# Thread: Learning Memory, Ins and Outs?

1. ## Learning Memory, Ins and Outs?

While I have been learning C++; I am relizing that knowing about memory and how it works in greater detail is a really nice thing to have.

Is there any tutorials, books, or any other form of learning for Memory. I am wanting to learn about Pointers, memory addresses, hex, hex values, bitwise stuff, bytes, bits, and possibly binary and all that stuff.

Thanks.

2. Pointers are for all intents and purposes just memory addresses - a pointer variable is a variable that contains the ADDRESS of some data of some sort (and a double pointer, e.g. int **pp is a pointer containing the address of a pointer).

The best way to understand memory addresses and how they relate to the data is to think of memory as a large number of safety-deposit-boxes in a bank. Each box has a number, and each box can contain a number. That number can represent your age, a letter ('A', 'M' or 'z' for example), a specific card in a deck or cards, or anything else that can be represented as a number. One thing that it can represent is the number of anothe deposit box. Say we have a pointer stored in deposit box 123 - the box contains 33. In box 33 we have our "value", e.g. the value 68. So the value of the pointer itself is 33, the value that the pointer points at is 68.

Of course, computer memory has a HUGE number of "boxes", but it's the same principle.

(Challenges):
1: Which topics does the opening post of the thread on learning about memory say its writer wants to learn about? List all of them.
2: Print the passage of the thread on learning about memory that opens with the words containing "Is there any" and closes with "all that stuff.".

Bounding box annotations
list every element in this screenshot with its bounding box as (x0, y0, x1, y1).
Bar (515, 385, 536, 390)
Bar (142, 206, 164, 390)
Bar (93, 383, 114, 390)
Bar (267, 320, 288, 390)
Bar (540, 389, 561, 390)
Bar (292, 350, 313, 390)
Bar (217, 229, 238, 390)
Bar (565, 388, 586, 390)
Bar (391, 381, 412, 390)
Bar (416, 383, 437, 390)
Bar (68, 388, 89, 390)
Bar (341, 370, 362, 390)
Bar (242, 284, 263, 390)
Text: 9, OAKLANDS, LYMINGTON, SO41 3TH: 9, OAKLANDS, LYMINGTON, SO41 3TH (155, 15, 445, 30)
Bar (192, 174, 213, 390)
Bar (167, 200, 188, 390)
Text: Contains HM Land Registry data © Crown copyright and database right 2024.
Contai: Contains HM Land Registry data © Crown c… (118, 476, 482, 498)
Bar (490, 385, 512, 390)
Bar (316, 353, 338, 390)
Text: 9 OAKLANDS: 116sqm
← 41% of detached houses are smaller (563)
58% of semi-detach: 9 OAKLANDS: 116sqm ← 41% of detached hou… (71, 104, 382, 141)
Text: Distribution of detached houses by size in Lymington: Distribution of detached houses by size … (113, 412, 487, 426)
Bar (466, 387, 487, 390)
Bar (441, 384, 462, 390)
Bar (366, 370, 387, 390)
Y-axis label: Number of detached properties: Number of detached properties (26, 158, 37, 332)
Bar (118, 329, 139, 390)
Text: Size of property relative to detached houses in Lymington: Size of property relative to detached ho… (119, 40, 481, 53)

(Solutions by task):
1: Pointers, memory addresses, hex, hex values, bitwise stuff, bytes, bits, binary

2:
Is there any tutorials, books, or any other form of learning for Memory. I am wanting to learn about Pointers, memory addresses, hex, hex values, bitwise stuff, bytes, bits, and possibly binary and all that stuff.